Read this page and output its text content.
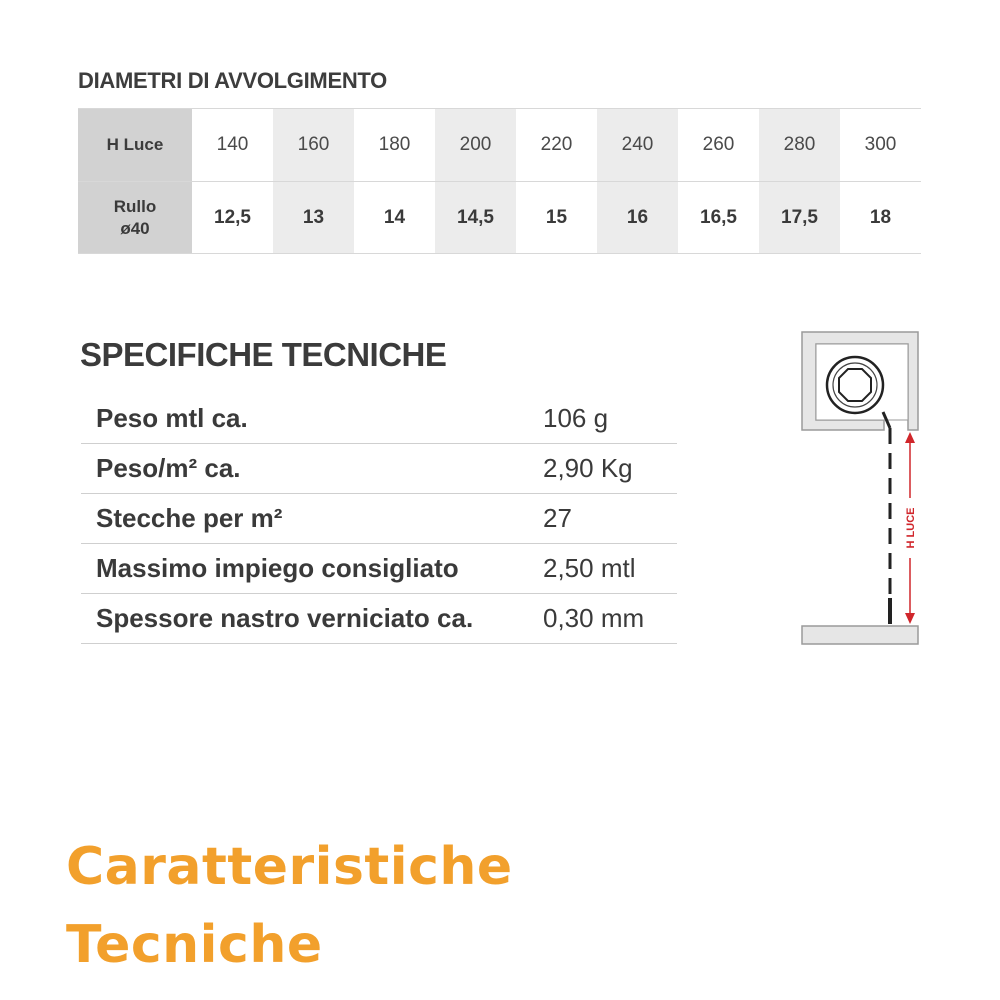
DIAMETRI DI AVVOLGIMENTO
H Luce	140	160	180	200	220	240	260	280	300
Rullo
ø40	12,5	13	14	14,5	15	16	16,5	17,5	18
SPECIFICHE TECNICHE
Peso mtl ca.	106 g
Peso/m² ca.	2,90 Kg
Stecche per m²	27
Massimo impiego consigliato	2,50 mtl
Spessore nastro verniciato ca.	0,30 mm
H LUCE
Caratteristiche
Tecniche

▸ PROBLEM DESCRIPTION
From the material above, copy everything exactly but the pictures.

▸ ANSWER BELOW
Read this page and output its text content.
DIAMETRI DI AVVOLGIMENTO
H Luce	140	160	180	200	220	240	260	280	300
Rullo
ø40	12,5	13	14	14,5	15	16	16,5	17,5	18
SPECIFICHE TECNICHE
Peso mtl ca.	106 g
Peso/m² ca.	2,90 Kg
Stecche per m²	27
Massimo impiego consigliato	2,50 mtl
Spessore nastro verniciato ca.	0,30 mm
H LUCE
Caratteristiche
Tecniche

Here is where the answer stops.